◆ Dataset items
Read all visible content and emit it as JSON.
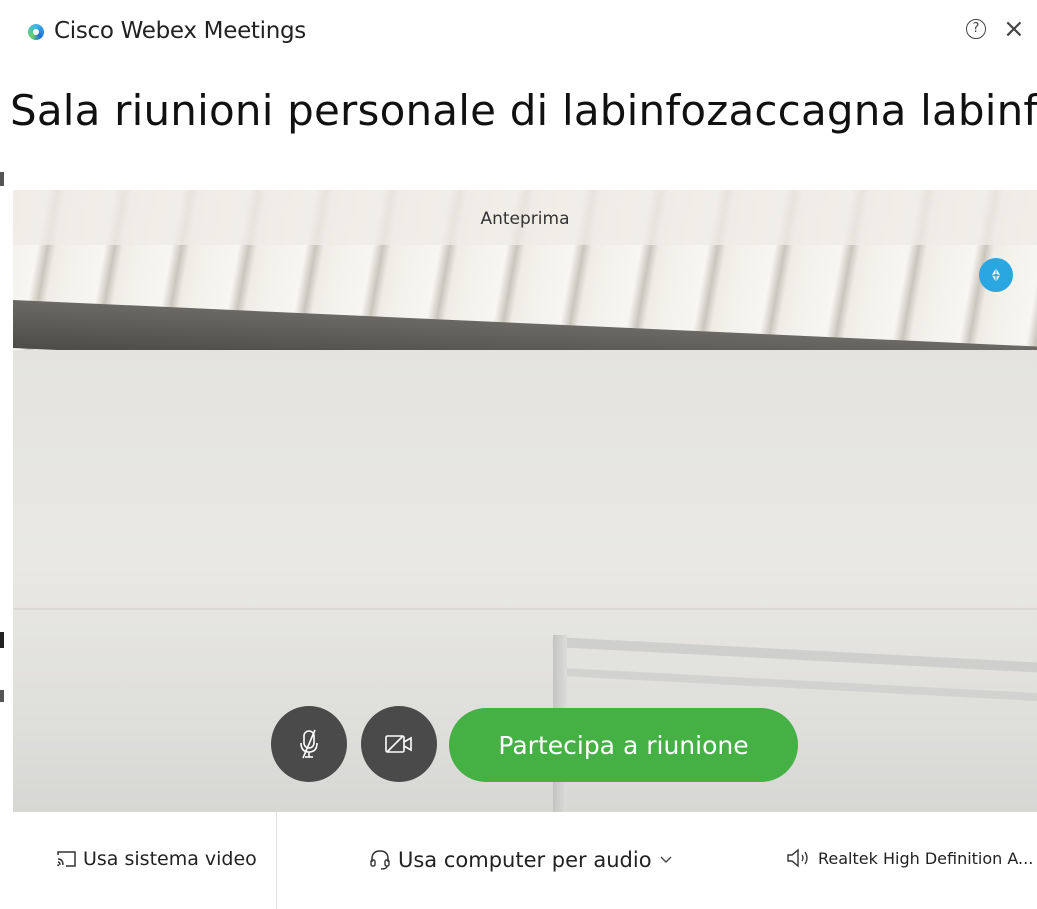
{
  "window": {
    "app_title": "Cisco Webex Meetings",
    "help_icon": "help-icon",
    "close_icon": "close-icon"
  },
  "meeting": {
    "title": "Sala riunioni personale di labinfozaccagna labinfozacca..."
  },
  "preview": {
    "label": "Anteprima",
    "pip_icon": "picture-in-picture-icon"
  },
  "controls": {
    "mute_icon": "mic-muted-icon",
    "video_icon": "video-off-icon",
    "join_label": "Partecipa a riunione",
    "join_color": "#45b145"
  },
  "bottom_bar": {
    "video_system_label": "Usa sistema video",
    "audio_label": "Usa computer per audio",
    "speaker_label": "Realtek High Definition A..."
  }
}
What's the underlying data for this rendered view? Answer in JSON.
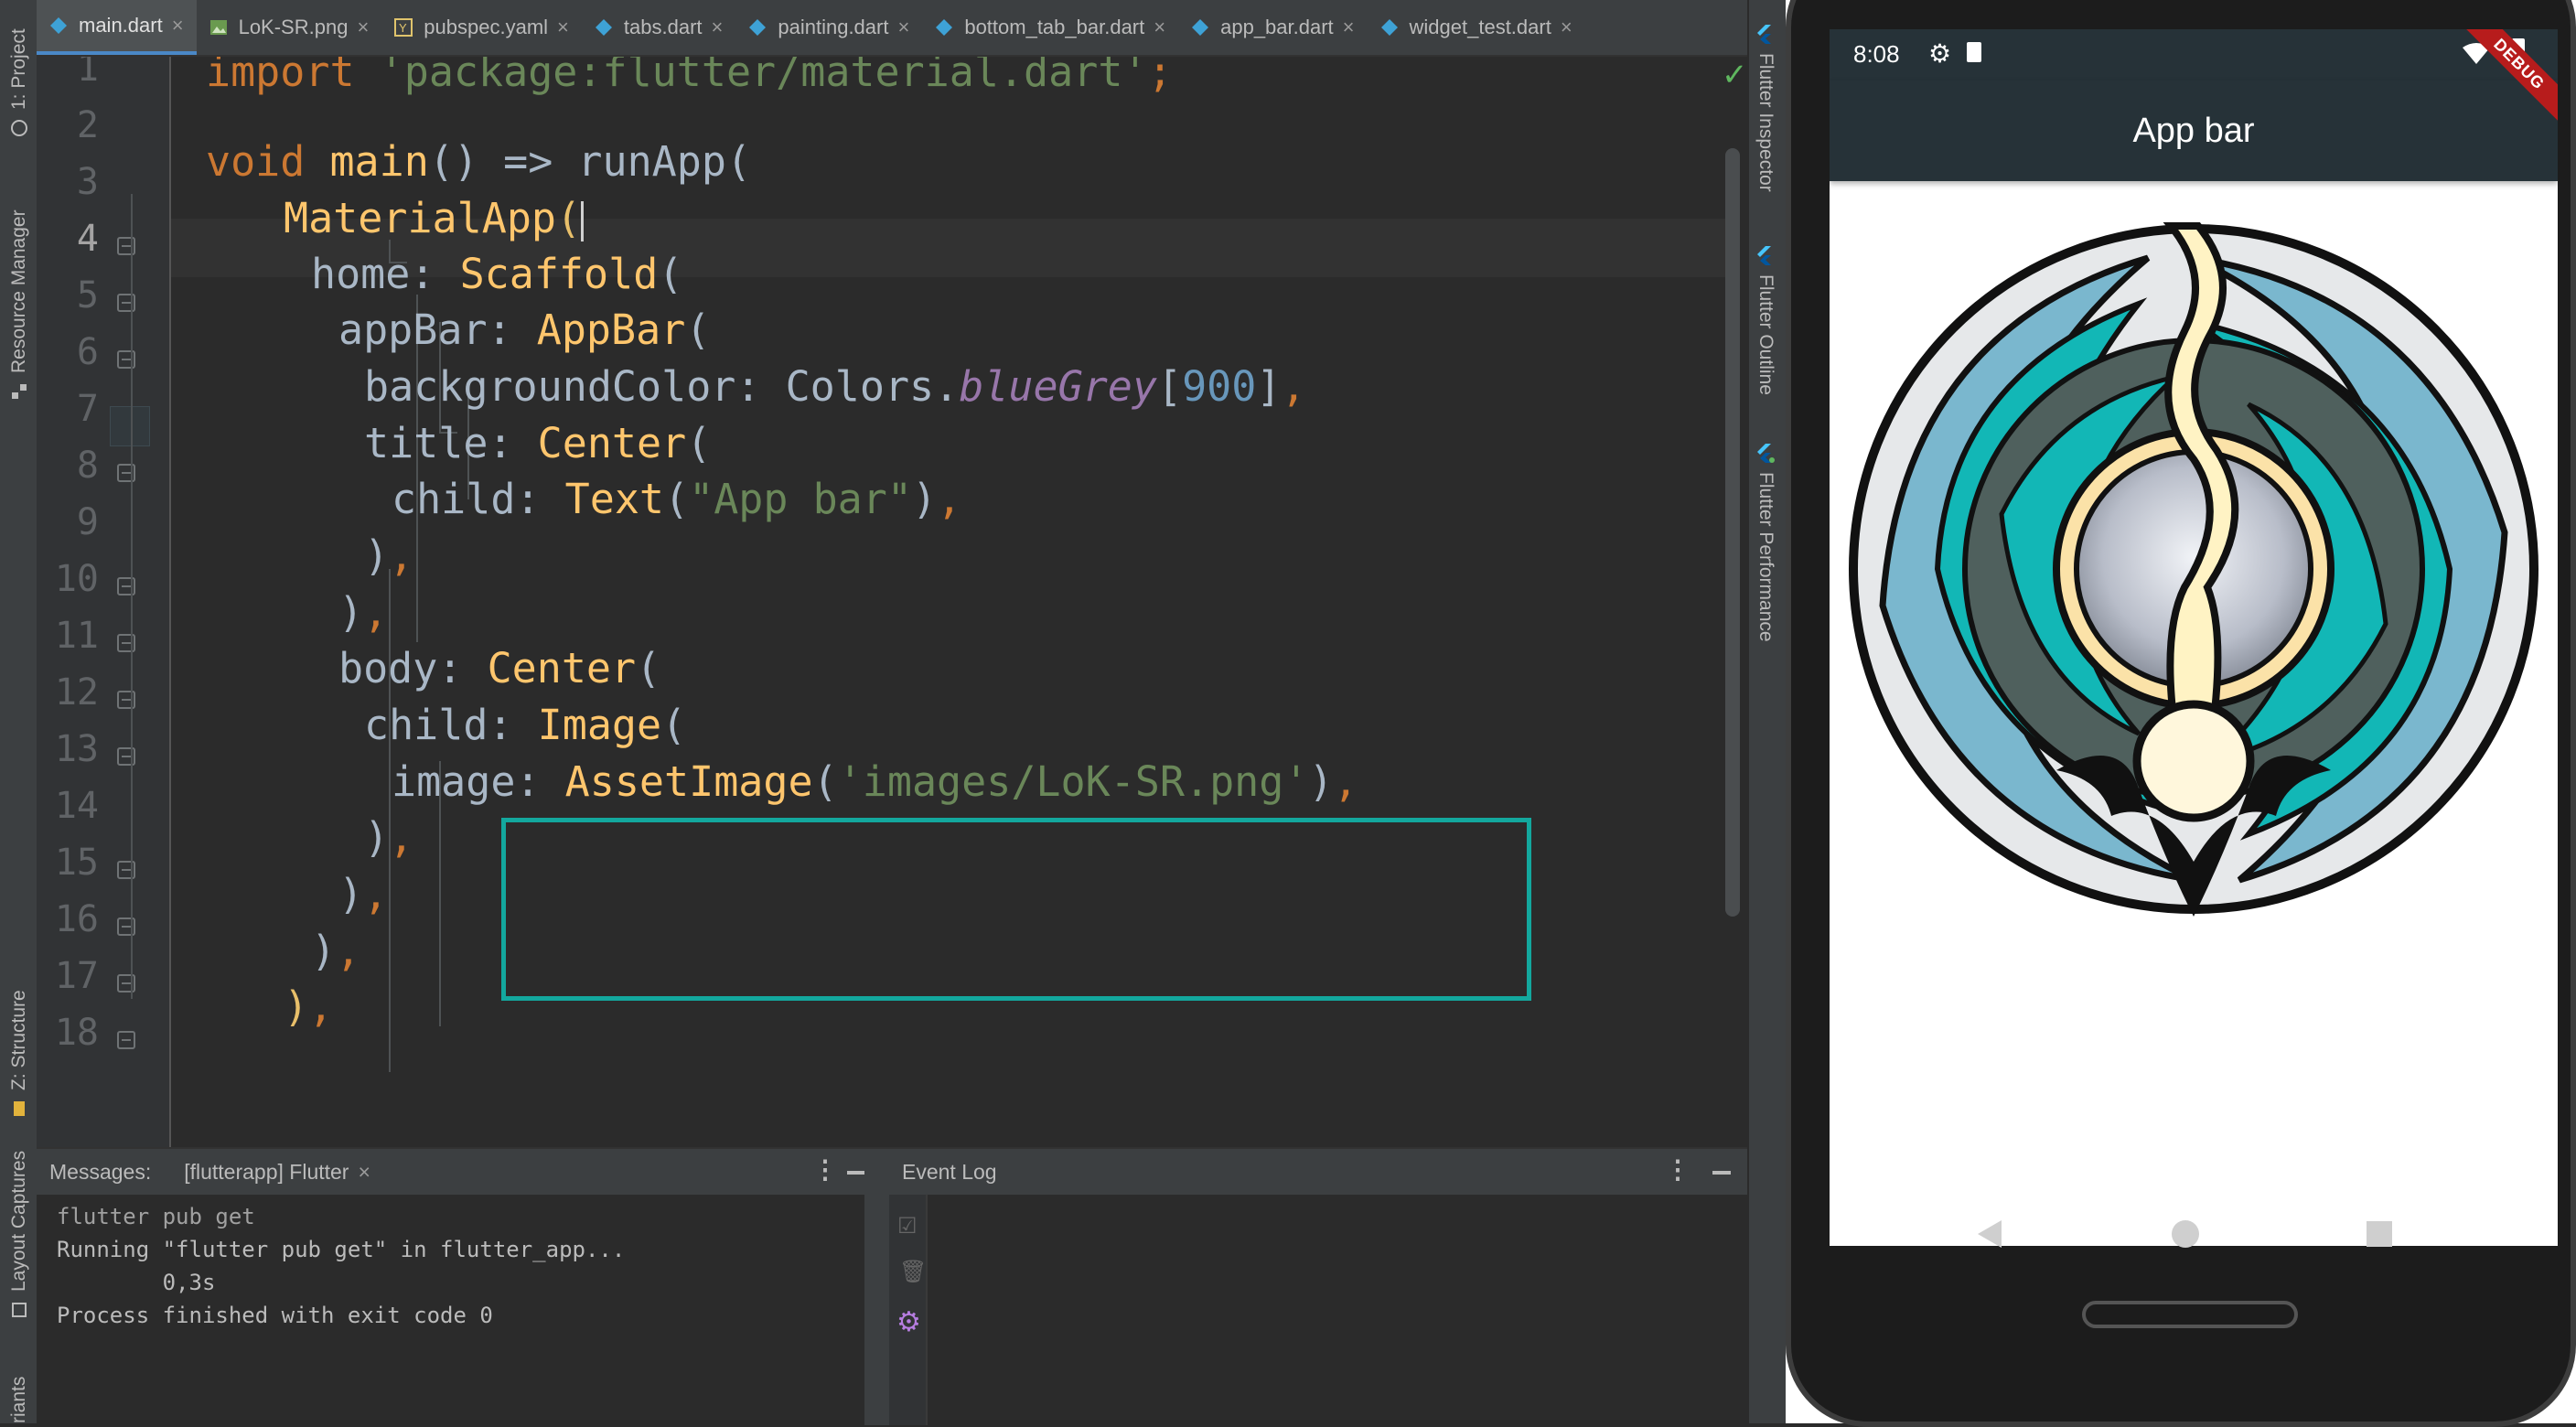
{
  "left_tools": {
    "project": "1: Project",
    "resource_manager": "Resource Manager",
    "structure": "Z: Structure",
    "layout_captures": "Layout Captures",
    "variants": "riants"
  },
  "tabs": [
    {
      "label": "main.dart",
      "icon": "dart-icon",
      "active": true
    },
    {
      "label": "LoK-SR.png",
      "icon": "image-icon",
      "active": false
    },
    {
      "label": "pubspec.yaml",
      "icon": "yaml-icon",
      "active": false
    },
    {
      "label": "tabs.dart",
      "icon": "dart-icon",
      "active": false
    },
    {
      "label": "painting.dart",
      "icon": "dart-icon",
      "active": false
    },
    {
      "label": "bottom_tab_bar.dart",
      "icon": "dart-icon",
      "active": false
    },
    {
      "label": "app_bar.dart",
      "icon": "dart-icon",
      "active": false
    },
    {
      "label": "widget_test.dart",
      "icon": "dart-icon",
      "active": false
    }
  ],
  "tab_close_glyph": "×",
  "editor": {
    "line_numbers": [
      "1",
      "2",
      "3",
      "4",
      "5",
      "6",
      "7",
      "8",
      "9",
      "10",
      "11",
      "12",
      "13",
      "14",
      "15",
      "16",
      "17",
      "18"
    ],
    "current_line": "4",
    "code": {
      "l1_import": "import",
      "l1_str": "'package:flutter/material.dart'",
      "l1_end": ";",
      "l3_void": "void",
      "l3_main": "main",
      "l3_mid": "() => ",
      "l3_run": "runApp",
      "l3_end": "(",
      "l4_cls": "MaterialApp",
      "l4_paren": "(",
      "l5_key": "home: ",
      "l5_cls": "Scaffold",
      "l5_end": "(",
      "l6_key": "appBar: ",
      "l6_cls": "AppBar",
      "l6_end": "(",
      "l7_key": "backgroundColor: ",
      "l7_colors": "Colors.",
      "l7_field": "blueGrey",
      "l7_br1": "[",
      "l7_num": "900",
      "l7_br2": "]",
      "l7_comma": ",",
      "l8_key": "title: ",
      "l8_cls": "Center",
      "l8_end": "(",
      "l9_key": "child: ",
      "l9_cls": "Text",
      "l9_open": "(",
      "l9_str": "\"App bar\"",
      "l9_close": ")",
      "l9_comma": ",",
      "l10_close": ")",
      "l10_comma": ",",
      "l11_close": ")",
      "l11_comma": ",",
      "l12_key": "body: ",
      "l12_cls": "Center",
      "l12_end": "(",
      "l13_key": "child: ",
      "l13_cls": "Image",
      "l13_end": "(",
      "l14_key": "image: ",
      "l14_cls": "AssetImage",
      "l14_open": "(",
      "l14_str": "'images/LoK-SR.png'",
      "l14_close": ")",
      "l14_comma": ",",
      "l15_close": ")",
      "l15_comma": ",",
      "l16_close": ")",
      "l16_comma": ",",
      "l17_close": ")",
      "l17_comma": ",",
      "l18_close": ")",
      "l18_comma": ","
    }
  },
  "right_tools": {
    "inspector": "Flutter Inspector",
    "outline": "Flutter Outline",
    "performance": "Flutter Performance"
  },
  "messages": {
    "label": "Messages:",
    "tab": "[flutterapp] Flutter",
    "lines": [
      "flutter pub get",
      "Running \"flutter pub get\" in flutter_app...",
      "        0,3s",
      "Process finished with exit code 0"
    ]
  },
  "event_log": {
    "title": "Event Log"
  },
  "phone": {
    "time": "8:08",
    "app_bar_title": "App bar",
    "debug_banner": "DEBUG",
    "appbar_color": "#263238",
    "image_asset": "images/LoK-SR.png"
  }
}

◆ OBJECTIVE
Show each line of the data that contains the string "code".

◆ WRITTEN ANSWER
    "code": {
      "Process finished with exit code 0"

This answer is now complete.